(EXERCISE TASK): Your task is to reproduce the material exactly.
───── EXTRACTED MATERIAL
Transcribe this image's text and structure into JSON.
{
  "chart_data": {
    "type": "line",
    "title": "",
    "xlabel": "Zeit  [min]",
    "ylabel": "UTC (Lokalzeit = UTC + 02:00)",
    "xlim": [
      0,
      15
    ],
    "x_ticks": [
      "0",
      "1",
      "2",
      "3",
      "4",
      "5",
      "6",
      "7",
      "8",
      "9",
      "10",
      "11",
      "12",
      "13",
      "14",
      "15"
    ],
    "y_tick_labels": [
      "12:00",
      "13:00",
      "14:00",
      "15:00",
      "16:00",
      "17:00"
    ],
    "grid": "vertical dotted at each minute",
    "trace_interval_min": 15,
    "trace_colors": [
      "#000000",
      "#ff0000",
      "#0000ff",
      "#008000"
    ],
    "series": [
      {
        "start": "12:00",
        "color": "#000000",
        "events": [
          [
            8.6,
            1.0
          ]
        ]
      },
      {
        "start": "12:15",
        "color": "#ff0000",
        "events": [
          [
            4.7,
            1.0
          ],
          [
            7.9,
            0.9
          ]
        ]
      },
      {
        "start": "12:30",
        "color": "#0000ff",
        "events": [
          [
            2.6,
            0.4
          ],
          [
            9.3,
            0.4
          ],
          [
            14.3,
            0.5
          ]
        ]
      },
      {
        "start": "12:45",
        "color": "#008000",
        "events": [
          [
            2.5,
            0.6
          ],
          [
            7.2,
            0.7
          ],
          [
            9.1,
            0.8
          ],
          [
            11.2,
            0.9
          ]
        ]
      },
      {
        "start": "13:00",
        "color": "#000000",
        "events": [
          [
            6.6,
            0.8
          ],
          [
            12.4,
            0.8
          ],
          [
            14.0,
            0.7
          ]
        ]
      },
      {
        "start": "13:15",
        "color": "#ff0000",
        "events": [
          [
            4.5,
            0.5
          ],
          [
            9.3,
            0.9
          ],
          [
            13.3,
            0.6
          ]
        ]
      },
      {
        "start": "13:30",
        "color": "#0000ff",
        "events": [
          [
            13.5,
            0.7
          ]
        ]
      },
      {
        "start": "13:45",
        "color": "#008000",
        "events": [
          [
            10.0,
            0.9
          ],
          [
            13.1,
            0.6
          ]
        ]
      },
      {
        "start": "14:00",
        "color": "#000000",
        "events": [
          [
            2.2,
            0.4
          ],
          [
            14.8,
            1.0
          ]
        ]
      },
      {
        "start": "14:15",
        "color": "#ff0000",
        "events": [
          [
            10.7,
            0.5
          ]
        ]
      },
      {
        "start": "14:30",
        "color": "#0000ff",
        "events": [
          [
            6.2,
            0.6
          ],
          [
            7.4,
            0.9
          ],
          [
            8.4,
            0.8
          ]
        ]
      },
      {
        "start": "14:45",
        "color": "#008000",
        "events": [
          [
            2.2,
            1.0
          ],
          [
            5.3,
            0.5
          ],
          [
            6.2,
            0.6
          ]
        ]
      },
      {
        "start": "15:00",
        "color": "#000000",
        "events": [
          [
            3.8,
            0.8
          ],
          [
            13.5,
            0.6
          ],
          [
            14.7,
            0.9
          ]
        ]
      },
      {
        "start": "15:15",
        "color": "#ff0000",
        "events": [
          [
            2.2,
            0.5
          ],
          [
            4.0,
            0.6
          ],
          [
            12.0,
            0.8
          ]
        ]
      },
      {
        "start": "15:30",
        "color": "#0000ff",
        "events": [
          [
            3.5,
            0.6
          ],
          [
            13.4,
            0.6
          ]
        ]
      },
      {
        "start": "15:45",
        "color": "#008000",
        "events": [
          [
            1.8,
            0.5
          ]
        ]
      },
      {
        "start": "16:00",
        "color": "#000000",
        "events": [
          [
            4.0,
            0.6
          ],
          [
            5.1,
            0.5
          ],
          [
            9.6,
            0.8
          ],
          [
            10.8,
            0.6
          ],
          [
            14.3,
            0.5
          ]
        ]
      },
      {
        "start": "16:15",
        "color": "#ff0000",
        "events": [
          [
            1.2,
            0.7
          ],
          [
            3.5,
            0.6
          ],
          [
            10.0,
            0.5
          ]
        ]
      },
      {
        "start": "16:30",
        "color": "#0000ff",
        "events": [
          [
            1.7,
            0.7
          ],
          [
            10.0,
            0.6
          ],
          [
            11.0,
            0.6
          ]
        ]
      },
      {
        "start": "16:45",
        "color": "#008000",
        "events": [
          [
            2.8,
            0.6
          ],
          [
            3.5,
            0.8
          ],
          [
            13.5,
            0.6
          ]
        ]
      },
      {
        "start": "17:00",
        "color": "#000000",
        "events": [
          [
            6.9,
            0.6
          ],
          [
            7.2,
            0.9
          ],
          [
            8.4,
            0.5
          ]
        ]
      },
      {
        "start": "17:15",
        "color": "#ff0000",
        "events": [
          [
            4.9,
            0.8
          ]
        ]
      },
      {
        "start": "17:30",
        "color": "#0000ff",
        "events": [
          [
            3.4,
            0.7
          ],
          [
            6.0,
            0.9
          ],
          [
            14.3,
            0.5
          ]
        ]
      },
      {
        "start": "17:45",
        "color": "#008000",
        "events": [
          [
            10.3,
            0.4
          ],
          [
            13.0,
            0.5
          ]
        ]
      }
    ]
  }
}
──────────
(CORRECT OUTPUT):
Transcribe this image's text and structure into JSON.
{
  "chart_data": {
    "type": "line",
    "title": "",
    "xlabel": "Zeit  [min]",
    "ylabel": "UTC (Lokalzeit = UTC + 02:00)",
    "xlim": [
      0,
      15
    ],
    "x_ticks": [
      "0",
      "1",
      "2",
      "3",
      "4",
      "5",
      "6",
      "7",
      "8",
      "9",
      "10",
      "11",
      "12",
      "13",
      "14",
      "15"
    ],
    "y_tick_labels": [
      "12:00",
      "13:00",
      "14:00",
      "15:00",
      "16:00",
      "17:00"
    ],
    "grid": "vertical dotted at each minute",
    "trace_interval_min": 15,
    "trace_colors": [
      "#000000",
      "#ff0000",
      "#0000ff",
      "#008000"
    ],
    "series": [
      {
        "start": "12:00",
        "color": "#000000",
        "events": [
          [
            8.6,
            1.0
          ]
        ]
      },
      {
        "start": "12:15",
        "color": "#ff0000",
        "events": [
          [
            4.7,
            1.0
          ],
          [
            7.9,
            0.9
          ]
        ]
      },
      {
        "start": "12:30",
        "color": "#0000ff",
        "events": [
          [
            2.6,
            0.4
          ],
          [
            9.3,
            0.4
          ],
          [
            14.3,
            0.5
          ]
        ]
      },
      {
        "start": "12:45",
        "color": "#008000",
        "events": [
          [
            2.5,
            0.6
          ],
          [
            7.2,
            0.7
          ],
          [
            9.1,
            0.8
          ],
          [
            11.2,
            0.9
          ]
        ]
      },
      {
        "start": "13:00",
        "color": "#000000",
        "events": [
          [
            6.6,
            0.8
          ],
          [
            12.4,
            0.8
          ],
          [
            14.0,
            0.7
          ]
        ]
      },
      {
        "start": "13:15",
        "color": "#ff0000",
        "events": [
          [
            4.5,
            0.5
          ],
          [
            9.3,
            0.9
          ],
          [
            13.3,
            0.6
          ]
        ]
      },
      {
        "start": "13:30",
        "color": "#0000ff",
        "events": [
          [
            13.5,
            0.7
          ]
        ]
      },
      {
        "start": "13:45",
        "color": "#008000",
        "events": [
          [
            10.0,
            0.9
          ],
          [
            13.1,
            0.6
          ]
        ]
      },
      {
        "start": "14:00",
        "color": "#000000",
        "events": [
          [
            2.2,
            0.4
          ],
          [
            14.8,
            1.0
          ]
        ]
      },
      {
        "start": "14:15",
        "color": "#ff0000",
        "events": [
          [
            10.7,
            0.5
          ]
        ]
      },
      {
        "start": "14:30",
        "color": "#0000ff",
        "events": [
          [
            6.2,
            0.6
          ],
          [
            7.4,
            0.9
          ],
          [
            8.4,
            0.8
          ]
        ]
      },
      {
        "start": "14:45",
        "color": "#008000",
        "events": [
          [
            2.2,
            1.0
          ],
          [
            5.3,
            0.5
          ],
          [
            6.2,
            0.6
          ]
        ]
      },
      {
        "start": "15:00",
        "color": "#000000",
        "events": [
          [
            3.8,
            0.8
          ],
          [
            13.5,
            0.6
          ],
          [
            14.7,
            0.9
          ]
        ]
      },
      {
        "start": "15:15",
        "color": "#ff0000",
        "events": [
          [
            2.2,
            0.5
          ],
          [
            4.0,
            0.6
          ],
          [
            12.0,
            0.8
          ]
        ]
      },
      {
        "start": "15:30",
        "color": "#0000ff",
        "events": [
          [
            3.5,
            0.6
          ],
          [
            13.4,
            0.6
          ]
        ]
      },
      {
        "start": "15:45",
        "color": "#008000",
        "events": [
          [
            1.8,
            0.5
          ]
        ]
      },
      {
        "start": "16:00",
        "color": "#000000",
        "events": [
          [
            4.0,
            0.6
          ],
          [
            5.1,
            0.5
          ],
          [
            9.6,
            0.8
          ],
          [
            10.8,
            0.6
          ],
          [
            14.3,
            0.5
          ]
        ]
      },
      {
        "start": "16:15",
        "color": "#ff0000",
        "events": [
          [
            1.2,
            0.7
          ],
          [
            3.5,
            0.6
          ],
          [
            10.0,
            0.5
          ]
        ]
      },
      {
        "start": "16:30",
        "color": "#0000ff",
        "events": [
          [
            1.7,
            0.7
          ],
          [
            10.0,
            0.6
          ],
          [
            11.0,
            0.6
          ]
        ]
      },
      {
        "start": "16:45",
        "color": "#008000",
        "events": [
          [
            2.8,
            0.6
          ],
          [
            3.5,
            0.8
          ],
          [
            13.5,
            0.6
          ]
        ]
      },
      {
        "start": "17:00",
        "color": "#000000",
        "events": [
          [
            6.9,
            0.6
          ],
          [
            7.2,
            0.9
          ],
          [
            8.4,
            0.5
          ]
        ]
      },
      {
        "start": "17:15",
        "color": "#ff0000",
        "events": [
          [
            4.9,
            0.8
          ]
        ]
      },
      {
        "start": "17:30",
        "color": "#0000ff",
        "events": [
          [
            3.4,
            0.7
          ],
          [
            6.0,
            0.9
          ],
          [
            14.3,
            0.5
          ]
        ]
      },
      {
        "start": "17:45",
        "color": "#008000",
        "events": [
          [
            10.3,
            0.4
          ],
          [
            13.0,
            0.5
          ]
        ]
      }
    ]
  }
}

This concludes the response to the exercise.